Dimensions culturelles, politiques et sociales des missions des professeurs- documentalistes

Depuis l’origine, l’ambition d’implanter des centres de ressources documentaires en milieu scolaire se caractérise par un besoin de modernité et d’une nouvelle relation au savoir. En ce sens, on pourrait interpréter l’émergence des CDI comme une forme d’émancipation de la pédagogie simultanée. Les élèves se voient dorénavant offrir un espace où un large panel de ressources est disponible, vérifié en amont, et peuvent s’y rendre au gré de leur curiosité et de leurs besoins d’information. C’est un pallier dans la démarche de pédagogie active au sens où l’élève peut investir pleinement ses qualités d’apprenant autonome et devient alors décisionnaire dans son rapport au savoir.

• **Données de travail**
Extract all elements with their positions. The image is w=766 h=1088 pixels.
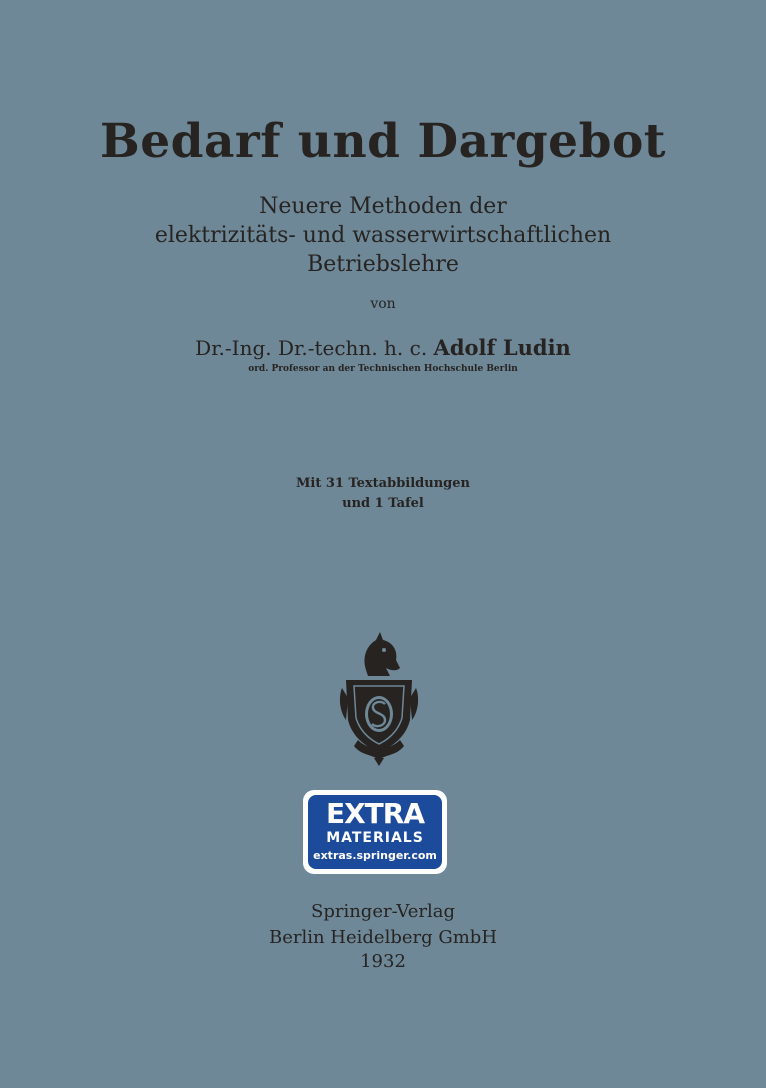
publisher-place: Berlin Heidelberg GmbH xyxy=(268,927,498,948)
extra-materials-badge[interactable] xyxy=(303,790,447,874)
springer-knight-icon xyxy=(336,628,422,766)
illustrations-line-2: und 1 Tafel xyxy=(342,496,424,511)
book-title: Bedarf und Dargebot xyxy=(99,114,667,169)
subtitle-line-1: Neuere Methoden der xyxy=(259,194,507,219)
author-affiliation: ord. Professor an der Technischen Hochschule Berlin xyxy=(248,364,518,374)
extra-materials-badge-inner xyxy=(308,795,442,869)
subtitle-line-2: elektrizitäts- und wasserwirtschaftlichen xyxy=(154,223,612,248)
badge-materials-label: MATERIALS xyxy=(326,830,424,846)
subtitle-line-3: Betriebslehre xyxy=(307,252,459,277)
illustrations-line-1: Mit 31 Textabbildungen xyxy=(296,476,470,491)
author-name: Adolf Ludin xyxy=(433,335,571,360)
publisher-name: Springer-Verlag xyxy=(311,901,455,922)
author-line xyxy=(0,335,766,361)
badge-url: extras.springer.com xyxy=(313,849,437,862)
author-prefix: Dr.-Ing. Dr.-techn. h. c. xyxy=(195,336,428,360)
badge-extra-label: EXTRA xyxy=(325,797,425,830)
publication-year: 1932 xyxy=(360,951,406,972)
by-label: von xyxy=(370,296,396,312)
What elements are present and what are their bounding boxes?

• **Exercice proposé 1**
Recopiez à l'identique le passage du texte sur les missions des professeurs-documentalistes, de « Depuis l’origine, l’ambition » à « rapport au savoir. ».
• **Exercice proposé 2**
Exprimez toutes les lignes des enregistrements sous forme de liste JSON de chaînes, une chaîne par ligne, sans les lignes vides. Laissez les images de côté.

• **Résultat final 1**
Depuis l’origine, l’ambition d’implanter des centres de ressources documentaires en milieu scolaire se caractérise par un besoin de modernité et d’une nouvelle relation au savoir. En ce sens, on pourrait interpréter l’émergence des CDI comme une forme d’émancipation de la pédagogie simultanée. Les élèves se voient dorénavant offrir un espace où un large panel de ressources est disponible, vérifié en amont, et peuvent s’y rendre au gré de leur curiosité et de leurs besoins d’information. C’est un pallier dans la démarche de pédagogie active au sens où l’élève peut investir pleinement ses qualités d’apprenant autonome et devient alors décisionnaire dans son rapport au savoir.

• **Résultat final 2**
[
  "Extract all elements with their positions. The image is w=766 h=1088 pixels.",
  "publisher-place: Berlin Heidelberg GmbH xyxy=(268,927,498,948)",
  "extra-materials-badge[interactable] xyxy=(303,790,447,874)",
  "springer-knight-icon xyxy=(336,628,422,766)",
  "illustrations-line-2: und 1 Tafel xyxy=(342,496,424,511)",
  "book-title: Bedarf und Dargebot xyxy=(99,114,667,169)",
  "subtitle-line-1: Neuere Methoden der xyxy=(259,194,507,219)",
  "author-affiliation: ord. Professor an der Technischen Hochschule Berlin xyxy=(248,364,518,374)",
  "extra-materials-badge-inner xyxy=(308,795,442,869)",
  "subtitle-line-2: elektrizitäts- und wasserwirtschaftlichen xyxy=(154,223,612,248)",
  "badge-materials-label: MATERIALS xyxy=(326,830,424,846)",
  "subtitle-line-3: Betriebslehre xyxy=(307,252,459,277)",
  "illustrations-line-1: Mit 31 Textabbildungen xyxy=(296,476,470,491)",
  "author-name: Adolf Ludin xyxy=(433,335,571,360)",
  "publisher-name: Springer-Verlag xyxy=(311,901,455,922)",
  "author-line xyxy=(0,335,766,361)",
  "badge-url: extras.springer.com xyxy=(313,849,437,862)",
  "author-prefix: Dr.-Ing. Dr.-techn. h. c. xyxy=(195,336,428,360)",
  "badge-extra-label: EXTRA xyxy=(325,797,425,830)",
  "publication-year: 1932 xyxy=(360,951,406,972)",
  "by-label: von xyxy=(370,296,396,312)",
  "What elements are present and what are their bounding boxes?"
]